- [Task to complete] Give a verbatim copy of the lines below, minus the pictures.

==== Input rows

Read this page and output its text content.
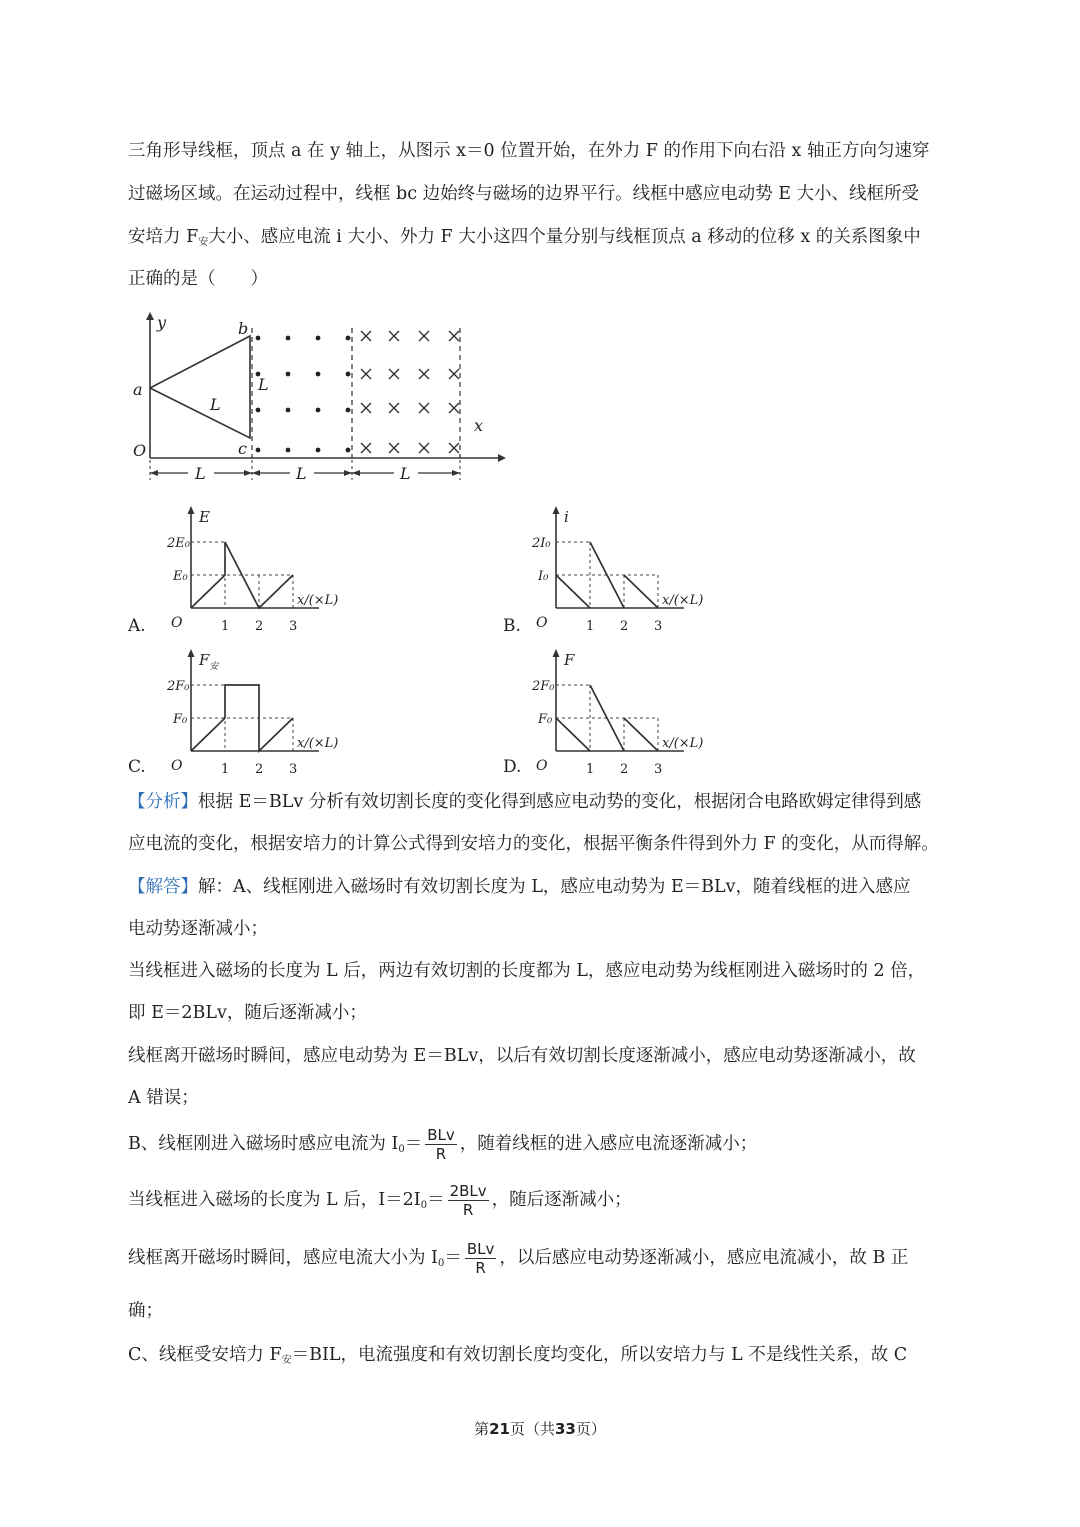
三角形导线框，顶点 a 在 y 轴上，从图示 x＝0 位置开始，在外力 F 的作用下向右沿 x 轴正方向匀速穿
过磁场区域。在运动过程中，线框 bc 边始终与磁场的边界平行。线框中感应电动势 E 大小、线框所受
安培力 $F_安$大小、感应电流 i 大小、外力 F 大小这四个量分别与线框顶点 a 移动的位移 x 的关系图象中
正确的是（　　）
y
x
a
b
c
O
L
L
L	L	L
E
2E₀
E₀
O	1 2 3
x/(×L)
i
2I₀
I₀
O	1 2 3
x/(×L)
$F_安$
2F₀
F₀
O	1 2 3
x/(×L)
F
2F₀
F₀
O	1 2 3
x/(×L)
A.	B.
C.	D.
【分析】根据 E＝BLv 分析有效切割长度的变化得到感应电动势的变化，根据闭合电路欧姆定律得到感
应电流的变化，根据安培力的计算公式得到安培力的变化，根据平衡条件得到外力 F 的变化，从而得解。
【解答】解：A、线框刚进入磁场时有效切割长度为 L，感应电动势为 E＝BLv，随着线框的进入感应
电动势逐渐减小；
当线框进入磁场的长度为 L 后，两边有效切割的长度都为 L，感应电动势为线框刚进入磁场时的 2 倍，
即 E＝2BLv，随后逐渐减小；
线框离开磁场时瞬间，感应电动势为 E＝BLv，以后有效切割长度逐渐减小，感应电动势逐渐减小，故
A 错误；
B、线框刚进入磁场时感应电流为 $I_0= \frac{\text{BLv}}{R}$ ，随着线框的进入感应电流逐渐减小；
当线框进入磁场的长度为 L 后，$I=2I_0= \frac{\text{2BLv}}{R}$ ，随后逐渐减小；
线框离开磁场时瞬间，感应电流大小为 $I_0= \frac{\text{BLv}}{R}$ ，以后感应电动势逐渐减小，感应电流减小，故 B 正
确；
C、线框受安培力 $F_安=BIL$，电流强度和有效切割长度均变化，所以安培力与 L 不是线性关系，故 C
第21页（共33页）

========

- [Solution for this problem]
Read this page and output its text content.
三角形导线框，顶点 a 在 y 轴上，从图示 x＝0 位置开始，在外力 F 的作用下向右沿 x 轴正方向匀速穿
过磁场区域。在运动过程中，线框 bc 边始终与磁场的边界平行。线框中感应电动势 E 大小、线框所受
安培力 $F_安$大小、感应电流 i 大小、外力 F 大小这四个量分别与线框顶点 a 移动的位移 x 的关系图象中
正确的是（　　）
y
x
a
b
c
O
L
L
L	L	L
E
2E₀
E₀
O	1 2 3
x/(×L)
i
2I₀
I₀
O	1 2 3
x/(×L)
$F_安$
2F₀
F₀
O	1 2 3
x/(×L)
F
2F₀
F₀
O	1 2 3
x/(×L)
A.	B.
C.	D.
【分析】根据 E＝BLv 分析有效切割长度的变化得到感应电动势的变化，根据闭合电路欧姆定律得到感
应电流的变化，根据安培力的计算公式得到安培力的变化，根据平衡条件得到外力 F 的变化，从而得解。
【解答】解：A、线框刚进入磁场时有效切割长度为 L，感应电动势为 E＝BLv，随着线框的进入感应
电动势逐渐减小；
当线框进入磁场的长度为 L 后，两边有效切割的长度都为 L，感应电动势为线框刚进入磁场时的 2 倍，
即 E＝2BLv，随后逐渐减小；
线框离开磁场时瞬间，感应电动势为 E＝BLv，以后有效切割长度逐渐减小，感应电动势逐渐减小，故
A 错误；
B、线框刚进入磁场时感应电流为 $I_0= \frac{\text{BLv}}{R}$ ，随着线框的进入感应电流逐渐减小；
当线框进入磁场的长度为 L 后，$I=2I_0= \frac{\text{2BLv}}{R}$ ，随后逐渐减小；
线框离开磁场时瞬间，感应电流大小为 $I_0= \frac{\text{BLv}}{R}$ ，以后感应电动势逐渐减小，感应电流减小，故 B 正
确；
C、线框受安培力 $F_安=BIL$，电流强度和有效切割长度均变化，所以安培力与 L 不是线性关系，故 C
第21页（共33页）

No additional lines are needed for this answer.